> TASK PROMPT
Write out all of the entries that follow, word for word, but skip the pictures.
□ □ □ □ □ □ □
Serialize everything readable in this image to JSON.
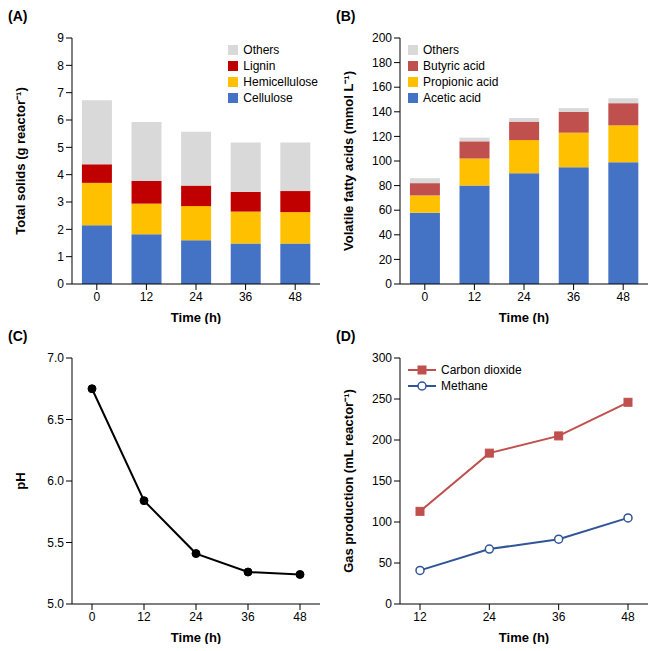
{
  "chart_data": [
    {
      "title": "(A)",
      "type": "bar",
      "stacked": true,
      "x_label": "Time (h)",
      "y_label": "Total solids (g reactor⁻¹)",
      "categories": [
        "0",
        "12",
        "24",
        "36",
        "48"
      ],
      "series": [
        {
          "name": "Cellulose",
          "color": "#4472c4",
          "values": [
            2.15,
            1.82,
            1.6,
            1.48,
            1.48
          ]
        },
        {
          "name": "Hemicellulose",
          "color": "#ffc000",
          "values": [
            1.55,
            1.12,
            1.25,
            1.17,
            1.15
          ]
        },
        {
          "name": "Lignin",
          "color": "#c00000",
          "values": [
            0.68,
            0.83,
            0.75,
            0.72,
            0.77
          ]
        },
        {
          "name": "Others",
          "color": "#d9d9d9",
          "values": [
            2.34,
            2.16,
            1.97,
            1.81,
            1.78
          ]
        }
      ],
      "ylim": [
        0,
        9
      ],
      "yticks": [
        0,
        1,
        2,
        3,
        4,
        5,
        6,
        7,
        8,
        9
      ],
      "legend": "upper right"
    },
    {
      "title": "(B)",
      "type": "bar",
      "stacked": true,
      "x_label": "Time (h)",
      "y_label": "Volatile fatty acids (mmol L⁻¹)",
      "categories": [
        "0",
        "12",
        "24",
        "36",
        "48"
      ],
      "series": [
        {
          "name": "Acetic acid",
          "color": "#4472c4",
          "values": [
            58,
            80,
            90,
            95,
            99
          ]
        },
        {
          "name": "Propionic acid",
          "color": "#ffc000",
          "values": [
            14,
            22,
            27,
            28,
            30
          ]
        },
        {
          "name": "Butyric acid",
          "color": "#c0504d",
          "values": [
            10,
            14,
            15,
            17,
            18
          ]
        },
        {
          "name": "Others",
          "color": "#d9d9d9",
          "values": [
            4,
            3,
            3,
            3,
            4
          ]
        }
      ],
      "ylim": [
        0,
        200
      ],
      "yticks": [
        0,
        20,
        40,
        60,
        80,
        100,
        120,
        140,
        160,
        180,
        200
      ],
      "legend": "upper left"
    },
    {
      "title": "(C)",
      "type": "line",
      "x_label": "Time (h)",
      "y_label": "pH",
      "categories": [
        "0",
        "12",
        "24",
        "36",
        "48"
      ],
      "series": [
        {
          "name": "pH",
          "color": "#000000",
          "marker": "circle",
          "values": [
            6.75,
            5.84,
            5.41,
            5.26,
            5.24
          ]
        }
      ],
      "ylim": [
        5,
        7
      ],
      "yticks": [
        {
          "value": 5,
          "label": "5.0"
        },
        {
          "value": 5.5,
          "label": "5.5"
        },
        {
          "value": 6,
          "label": "6.0"
        },
        {
          "value": 6.5,
          "label": "6.5"
        },
        {
          "value": 7,
          "label": "7.0"
        }
      ]
    },
    {
      "title": "(D)",
      "type": "line",
      "x_label": "Time (h)",
      "y_label": "Gas production (mL reactor⁻¹)",
      "categories": [
        "12",
        "24",
        "36",
        "48"
      ],
      "series": [
        {
          "name": "Carbon dioxide",
          "color": "#c0504d",
          "marker": "square",
          "values": [
            113,
            184,
            205,
            246
          ]
        },
        {
          "name": "Methane",
          "color": "#2f5597",
          "marker": "open_circle",
          "values": [
            41,
            67,
            79,
            105
          ]
        }
      ],
      "ylim": [
        0,
        300
      ],
      "yticks": [
        0,
        50,
        100,
        150,
        200,
        250,
        300
      ],
      "legend": "upper left"
    }
  ]
}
□ □ □ □ □ □ □
> EXERCISE RESULT
Serialize everything readable in this image to JSON.
{
  "chart_data": [
    {
      "title": "(A)",
      "type": "bar",
      "stacked": true,
      "x_label": "Time (h)",
      "y_label": "Total solids (g reactor⁻¹)",
      "categories": [
        "0",
        "12",
        "24",
        "36",
        "48"
      ],
      "series": [
        {
          "name": "Cellulose",
          "color": "#4472c4",
          "values": [
            2.15,
            1.82,
            1.6,
            1.48,
            1.48
          ]
        },
        {
          "name": "Hemicellulose",
          "color": "#ffc000",
          "values": [
            1.55,
            1.12,
            1.25,
            1.17,
            1.15
          ]
        },
        {
          "name": "Lignin",
          "color": "#c00000",
          "values": [
            0.68,
            0.83,
            0.75,
            0.72,
            0.77
          ]
        },
        {
          "name": "Others",
          "color": "#d9d9d9",
          "values": [
            2.34,
            2.16,
            1.97,
            1.81,
            1.78
          ]
        }
      ],
      "ylim": [
        0,
        9
      ],
      "yticks": [
        0,
        1,
        2,
        3,
        4,
        5,
        6,
        7,
        8,
        9
      ],
      "legend": "upper right"
    },
    {
      "title": "(B)",
      "type": "bar",
      "stacked": true,
      "x_label": "Time (h)",
      "y_label": "Volatile fatty acids (mmol L⁻¹)",
      "categories": [
        "0",
        "12",
        "24",
        "36",
        "48"
      ],
      "series": [
        {
          "name": "Acetic acid",
          "color": "#4472c4",
          "values": [
            58,
            80,
            90,
            95,
            99
          ]
        },
        {
          "name": "Propionic acid",
          "color": "#ffc000",
          "values": [
            14,
            22,
            27,
            28,
            30
          ]
        },
        {
          "name": "Butyric acid",
          "color": "#c0504d",
          "values": [
            10,
            14,
            15,
            17,
            18
          ]
        },
        {
          "name": "Others",
          "color": "#d9d9d9",
          "values": [
            4,
            3,
            3,
            3,
            4
          ]
        }
      ],
      "ylim": [
        0,
        200
      ],
      "yticks": [
        0,
        20,
        40,
        60,
        80,
        100,
        120,
        140,
        160,
        180,
        200
      ],
      "legend": "upper left"
    },
    {
      "title": "(C)",
      "type": "line",
      "x_label": "Time (h)",
      "y_label": "pH",
      "categories": [
        "0",
        "12",
        "24",
        "36",
        "48"
      ],
      "series": [
        {
          "name": "pH",
          "color": "#000000",
          "marker": "circle",
          "values": [
            6.75,
            5.84,
            5.41,
            5.26,
            5.24
          ]
        }
      ],
      "ylim": [
        5,
        7
      ],
      "yticks": [
        {
          "value": 5,
          "label": "5.0"
        },
        {
          "value": 5.5,
          "label": "5.5"
        },
        {
          "value": 6,
          "label": "6.0"
        },
        {
          "value": 6.5,
          "label": "6.5"
        },
        {
          "value": 7,
          "label": "7.0"
        }
      ]
    },
    {
      "title": "(D)",
      "type": "line",
      "x_label": "Time (h)",
      "y_label": "Gas production (mL reactor⁻¹)",
      "categories": [
        "12",
        "24",
        "36",
        "48"
      ],
      "series": [
        {
          "name": "Carbon dioxide",
          "color": "#c0504d",
          "marker": "square",
          "values": [
            113,
            184,
            205,
            246
          ]
        },
        {
          "name": "Methane",
          "color": "#2f5597",
          "marker": "open_circle",
          "values": [
            41,
            67,
            79,
            105
          ]
        }
      ],
      "ylim": [
        0,
        300
      ],
      "yticks": [
        0,
        50,
        100,
        150,
        200,
        250,
        300
      ],
      "legend": "upper left"
    }
  ]
}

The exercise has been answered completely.